== SUPPLIED RECORDS ==

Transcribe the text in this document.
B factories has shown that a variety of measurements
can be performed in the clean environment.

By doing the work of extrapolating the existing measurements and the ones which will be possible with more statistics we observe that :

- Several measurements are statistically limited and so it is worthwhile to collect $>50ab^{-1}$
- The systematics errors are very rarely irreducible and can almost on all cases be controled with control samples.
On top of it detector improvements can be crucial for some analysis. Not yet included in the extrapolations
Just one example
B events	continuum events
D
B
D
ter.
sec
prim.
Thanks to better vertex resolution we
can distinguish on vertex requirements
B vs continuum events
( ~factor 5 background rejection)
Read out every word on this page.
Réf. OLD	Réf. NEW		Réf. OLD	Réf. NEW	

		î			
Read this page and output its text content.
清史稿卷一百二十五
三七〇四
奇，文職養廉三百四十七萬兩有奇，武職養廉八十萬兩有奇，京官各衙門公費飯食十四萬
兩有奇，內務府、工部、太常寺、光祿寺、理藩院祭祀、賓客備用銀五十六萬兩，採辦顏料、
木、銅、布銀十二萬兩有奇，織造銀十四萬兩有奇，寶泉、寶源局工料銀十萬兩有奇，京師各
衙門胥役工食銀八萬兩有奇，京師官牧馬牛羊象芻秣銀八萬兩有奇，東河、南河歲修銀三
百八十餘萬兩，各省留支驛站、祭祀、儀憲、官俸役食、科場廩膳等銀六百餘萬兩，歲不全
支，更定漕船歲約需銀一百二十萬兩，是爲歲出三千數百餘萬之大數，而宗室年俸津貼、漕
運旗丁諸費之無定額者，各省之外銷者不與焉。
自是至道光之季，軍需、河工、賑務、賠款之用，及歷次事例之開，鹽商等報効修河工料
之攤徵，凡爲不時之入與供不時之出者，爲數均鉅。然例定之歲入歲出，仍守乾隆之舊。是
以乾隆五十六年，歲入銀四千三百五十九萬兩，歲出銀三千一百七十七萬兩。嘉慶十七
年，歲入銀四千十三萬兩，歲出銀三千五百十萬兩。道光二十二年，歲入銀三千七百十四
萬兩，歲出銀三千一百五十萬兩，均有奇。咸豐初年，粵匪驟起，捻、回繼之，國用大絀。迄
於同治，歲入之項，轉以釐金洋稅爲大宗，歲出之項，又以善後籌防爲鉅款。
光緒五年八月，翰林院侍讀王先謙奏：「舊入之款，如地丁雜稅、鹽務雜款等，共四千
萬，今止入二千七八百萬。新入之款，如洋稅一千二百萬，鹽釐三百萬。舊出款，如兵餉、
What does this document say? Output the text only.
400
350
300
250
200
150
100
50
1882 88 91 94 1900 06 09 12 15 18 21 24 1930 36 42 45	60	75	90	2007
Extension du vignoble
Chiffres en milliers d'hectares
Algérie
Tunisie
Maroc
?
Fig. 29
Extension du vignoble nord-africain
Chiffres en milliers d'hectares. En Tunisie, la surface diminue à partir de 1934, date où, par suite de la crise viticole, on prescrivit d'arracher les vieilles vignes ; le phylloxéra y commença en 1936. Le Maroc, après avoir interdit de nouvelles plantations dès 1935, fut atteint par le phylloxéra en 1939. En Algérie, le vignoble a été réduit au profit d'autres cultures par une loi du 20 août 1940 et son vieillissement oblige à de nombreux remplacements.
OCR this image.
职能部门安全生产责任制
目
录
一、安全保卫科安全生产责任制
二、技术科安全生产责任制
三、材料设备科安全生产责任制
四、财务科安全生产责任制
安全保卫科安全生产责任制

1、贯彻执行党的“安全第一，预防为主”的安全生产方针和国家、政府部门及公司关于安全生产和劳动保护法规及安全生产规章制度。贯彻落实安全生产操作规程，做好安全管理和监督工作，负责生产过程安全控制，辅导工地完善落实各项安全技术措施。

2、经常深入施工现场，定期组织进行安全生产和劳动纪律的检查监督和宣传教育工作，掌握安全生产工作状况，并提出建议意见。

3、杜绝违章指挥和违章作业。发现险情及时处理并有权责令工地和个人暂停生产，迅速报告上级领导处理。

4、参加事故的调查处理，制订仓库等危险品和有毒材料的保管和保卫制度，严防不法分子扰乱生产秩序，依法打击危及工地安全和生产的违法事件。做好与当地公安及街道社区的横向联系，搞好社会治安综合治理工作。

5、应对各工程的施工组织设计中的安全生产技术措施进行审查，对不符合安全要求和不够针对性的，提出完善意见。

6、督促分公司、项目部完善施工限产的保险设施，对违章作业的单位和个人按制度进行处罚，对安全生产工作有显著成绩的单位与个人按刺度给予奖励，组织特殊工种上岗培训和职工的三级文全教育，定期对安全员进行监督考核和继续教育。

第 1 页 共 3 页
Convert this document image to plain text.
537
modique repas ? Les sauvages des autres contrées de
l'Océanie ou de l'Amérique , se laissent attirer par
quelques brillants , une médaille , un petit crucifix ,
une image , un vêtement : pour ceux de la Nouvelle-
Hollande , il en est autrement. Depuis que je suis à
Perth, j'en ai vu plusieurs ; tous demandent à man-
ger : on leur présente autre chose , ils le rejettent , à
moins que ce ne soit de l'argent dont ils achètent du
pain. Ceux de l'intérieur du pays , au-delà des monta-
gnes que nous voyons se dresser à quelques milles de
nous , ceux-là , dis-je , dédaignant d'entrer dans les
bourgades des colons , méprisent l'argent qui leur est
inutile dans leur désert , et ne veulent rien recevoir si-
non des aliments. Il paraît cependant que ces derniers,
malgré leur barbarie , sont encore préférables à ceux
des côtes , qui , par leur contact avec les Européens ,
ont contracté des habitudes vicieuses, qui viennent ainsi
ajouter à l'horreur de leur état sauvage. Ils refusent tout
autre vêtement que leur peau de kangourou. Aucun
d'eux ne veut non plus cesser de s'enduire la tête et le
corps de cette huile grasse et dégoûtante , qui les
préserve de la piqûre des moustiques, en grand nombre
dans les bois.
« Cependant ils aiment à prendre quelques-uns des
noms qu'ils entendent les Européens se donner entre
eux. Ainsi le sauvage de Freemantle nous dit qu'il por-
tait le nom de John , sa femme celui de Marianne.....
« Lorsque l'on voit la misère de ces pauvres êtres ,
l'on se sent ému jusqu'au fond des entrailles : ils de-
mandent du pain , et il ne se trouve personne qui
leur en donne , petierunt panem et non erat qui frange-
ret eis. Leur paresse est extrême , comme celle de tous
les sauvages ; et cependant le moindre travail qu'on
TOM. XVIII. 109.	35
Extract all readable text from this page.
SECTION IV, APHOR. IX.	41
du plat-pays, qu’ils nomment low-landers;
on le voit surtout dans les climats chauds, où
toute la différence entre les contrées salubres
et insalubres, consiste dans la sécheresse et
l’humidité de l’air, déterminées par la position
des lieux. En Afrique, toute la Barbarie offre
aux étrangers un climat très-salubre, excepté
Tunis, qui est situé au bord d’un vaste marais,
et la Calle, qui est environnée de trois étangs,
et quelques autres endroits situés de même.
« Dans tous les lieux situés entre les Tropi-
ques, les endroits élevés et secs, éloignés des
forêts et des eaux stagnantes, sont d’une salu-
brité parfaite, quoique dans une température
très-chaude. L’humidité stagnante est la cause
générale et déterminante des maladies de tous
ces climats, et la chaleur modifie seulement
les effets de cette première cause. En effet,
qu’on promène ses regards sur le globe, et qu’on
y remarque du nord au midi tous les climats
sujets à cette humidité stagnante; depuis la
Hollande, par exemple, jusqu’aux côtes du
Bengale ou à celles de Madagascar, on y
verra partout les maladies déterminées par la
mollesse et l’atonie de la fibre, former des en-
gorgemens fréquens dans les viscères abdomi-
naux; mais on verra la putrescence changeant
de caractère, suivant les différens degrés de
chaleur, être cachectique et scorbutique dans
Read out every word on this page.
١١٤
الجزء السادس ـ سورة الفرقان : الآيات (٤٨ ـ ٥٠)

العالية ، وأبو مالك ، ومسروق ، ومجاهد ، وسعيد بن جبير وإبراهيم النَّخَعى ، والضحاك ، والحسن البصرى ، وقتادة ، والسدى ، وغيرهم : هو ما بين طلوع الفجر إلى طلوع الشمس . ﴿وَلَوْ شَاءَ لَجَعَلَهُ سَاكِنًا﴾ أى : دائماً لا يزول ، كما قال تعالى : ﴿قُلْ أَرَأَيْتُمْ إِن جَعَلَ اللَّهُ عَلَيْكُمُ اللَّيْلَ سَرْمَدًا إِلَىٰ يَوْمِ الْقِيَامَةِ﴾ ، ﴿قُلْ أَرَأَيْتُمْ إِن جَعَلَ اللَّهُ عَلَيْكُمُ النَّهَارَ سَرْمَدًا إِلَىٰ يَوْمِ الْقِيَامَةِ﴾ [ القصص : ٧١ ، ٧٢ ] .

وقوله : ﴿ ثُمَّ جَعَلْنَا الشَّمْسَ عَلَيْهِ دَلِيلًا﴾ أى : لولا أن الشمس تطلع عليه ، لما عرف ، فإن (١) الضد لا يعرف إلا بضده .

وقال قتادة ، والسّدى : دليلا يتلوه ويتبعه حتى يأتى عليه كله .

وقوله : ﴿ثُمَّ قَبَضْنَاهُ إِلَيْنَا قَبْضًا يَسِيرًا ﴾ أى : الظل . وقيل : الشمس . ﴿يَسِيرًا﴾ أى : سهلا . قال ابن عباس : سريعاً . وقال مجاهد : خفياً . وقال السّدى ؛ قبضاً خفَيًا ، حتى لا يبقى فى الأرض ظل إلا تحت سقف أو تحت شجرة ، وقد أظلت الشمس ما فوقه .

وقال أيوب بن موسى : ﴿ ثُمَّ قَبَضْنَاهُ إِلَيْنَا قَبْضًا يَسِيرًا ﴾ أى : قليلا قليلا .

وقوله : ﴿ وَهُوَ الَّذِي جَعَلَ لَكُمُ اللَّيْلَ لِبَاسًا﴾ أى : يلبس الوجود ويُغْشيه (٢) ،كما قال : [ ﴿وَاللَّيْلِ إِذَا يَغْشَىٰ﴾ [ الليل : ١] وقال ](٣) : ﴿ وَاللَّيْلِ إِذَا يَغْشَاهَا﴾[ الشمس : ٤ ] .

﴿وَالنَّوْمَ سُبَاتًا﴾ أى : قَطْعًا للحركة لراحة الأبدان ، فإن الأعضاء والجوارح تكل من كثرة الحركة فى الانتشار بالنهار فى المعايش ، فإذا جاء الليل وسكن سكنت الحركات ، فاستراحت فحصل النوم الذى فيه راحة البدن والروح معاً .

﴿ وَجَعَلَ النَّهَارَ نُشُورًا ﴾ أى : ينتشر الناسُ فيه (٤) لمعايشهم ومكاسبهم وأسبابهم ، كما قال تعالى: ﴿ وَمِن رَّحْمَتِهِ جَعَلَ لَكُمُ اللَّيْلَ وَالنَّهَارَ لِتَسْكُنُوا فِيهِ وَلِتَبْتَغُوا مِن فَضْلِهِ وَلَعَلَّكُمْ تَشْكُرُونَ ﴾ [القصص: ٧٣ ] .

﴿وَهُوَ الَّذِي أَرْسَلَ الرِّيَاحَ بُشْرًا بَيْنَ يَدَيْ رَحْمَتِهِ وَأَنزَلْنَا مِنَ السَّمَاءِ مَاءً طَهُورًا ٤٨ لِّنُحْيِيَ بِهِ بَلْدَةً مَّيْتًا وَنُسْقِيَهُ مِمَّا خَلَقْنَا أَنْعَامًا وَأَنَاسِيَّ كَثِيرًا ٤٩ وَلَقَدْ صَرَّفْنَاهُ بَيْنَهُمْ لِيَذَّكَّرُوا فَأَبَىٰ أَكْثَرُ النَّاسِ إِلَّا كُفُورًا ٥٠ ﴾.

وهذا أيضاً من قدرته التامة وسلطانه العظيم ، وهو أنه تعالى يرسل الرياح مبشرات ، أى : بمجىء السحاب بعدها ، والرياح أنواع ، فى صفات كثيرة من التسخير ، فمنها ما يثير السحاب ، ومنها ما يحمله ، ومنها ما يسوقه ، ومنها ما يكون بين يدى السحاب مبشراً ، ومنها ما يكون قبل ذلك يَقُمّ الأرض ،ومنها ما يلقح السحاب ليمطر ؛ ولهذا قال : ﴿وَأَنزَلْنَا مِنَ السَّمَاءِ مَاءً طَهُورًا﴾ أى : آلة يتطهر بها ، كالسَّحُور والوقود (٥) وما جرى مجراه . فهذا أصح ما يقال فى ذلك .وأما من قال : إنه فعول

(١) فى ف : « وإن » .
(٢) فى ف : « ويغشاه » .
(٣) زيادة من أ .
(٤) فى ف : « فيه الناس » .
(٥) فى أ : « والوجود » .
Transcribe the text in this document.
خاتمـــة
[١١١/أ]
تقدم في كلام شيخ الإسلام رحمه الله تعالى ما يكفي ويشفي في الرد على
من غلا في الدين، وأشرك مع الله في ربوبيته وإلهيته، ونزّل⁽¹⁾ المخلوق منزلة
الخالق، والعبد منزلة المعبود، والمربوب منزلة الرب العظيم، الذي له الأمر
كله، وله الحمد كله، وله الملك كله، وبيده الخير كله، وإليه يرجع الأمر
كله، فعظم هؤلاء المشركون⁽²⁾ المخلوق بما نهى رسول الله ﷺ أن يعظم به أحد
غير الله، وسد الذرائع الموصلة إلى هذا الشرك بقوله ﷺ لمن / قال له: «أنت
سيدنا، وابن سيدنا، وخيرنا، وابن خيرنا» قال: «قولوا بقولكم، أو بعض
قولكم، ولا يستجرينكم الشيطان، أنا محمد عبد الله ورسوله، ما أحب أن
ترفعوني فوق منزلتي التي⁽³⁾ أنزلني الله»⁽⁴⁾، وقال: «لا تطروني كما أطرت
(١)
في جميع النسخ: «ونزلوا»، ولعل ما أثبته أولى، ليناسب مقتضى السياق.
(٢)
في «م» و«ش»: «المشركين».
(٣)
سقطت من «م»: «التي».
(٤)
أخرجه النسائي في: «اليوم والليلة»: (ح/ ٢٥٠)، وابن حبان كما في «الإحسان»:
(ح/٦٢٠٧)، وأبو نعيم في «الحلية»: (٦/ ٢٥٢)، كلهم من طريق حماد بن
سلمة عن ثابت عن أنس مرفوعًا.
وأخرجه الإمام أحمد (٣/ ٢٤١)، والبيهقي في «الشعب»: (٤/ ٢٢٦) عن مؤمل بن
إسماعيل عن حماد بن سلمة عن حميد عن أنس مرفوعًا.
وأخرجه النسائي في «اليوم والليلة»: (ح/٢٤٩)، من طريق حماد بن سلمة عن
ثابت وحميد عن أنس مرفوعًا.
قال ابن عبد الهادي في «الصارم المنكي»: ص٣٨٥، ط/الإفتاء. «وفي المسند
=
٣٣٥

===

> [WHAT IS REQUIRED] Using the listing above, pick out each line that contains the word "autres", then copy it.

> [RESPONSE TO THE TASK]
Chiffres en milliers d'hectares. En Tunisie, la surface diminue à partir de 1934, date où, par suite de la crise viticole, on prescrivit d'arracher les vieilles vignes ; le phylloxéra y commença en 1936. Le Maroc, après avoir interdit de nouvelles plantations dès 1935, fut atteint par le phylloxéra en 1939. En Algérie, le vignoble a été réduit au profit d'autres cultures par une loi du 20 août 1940 et son vieillissement oblige à de nombreux remplacements.
modique repas ? Les sauvages des autres contrées de
et quelques autres endroits situés de même.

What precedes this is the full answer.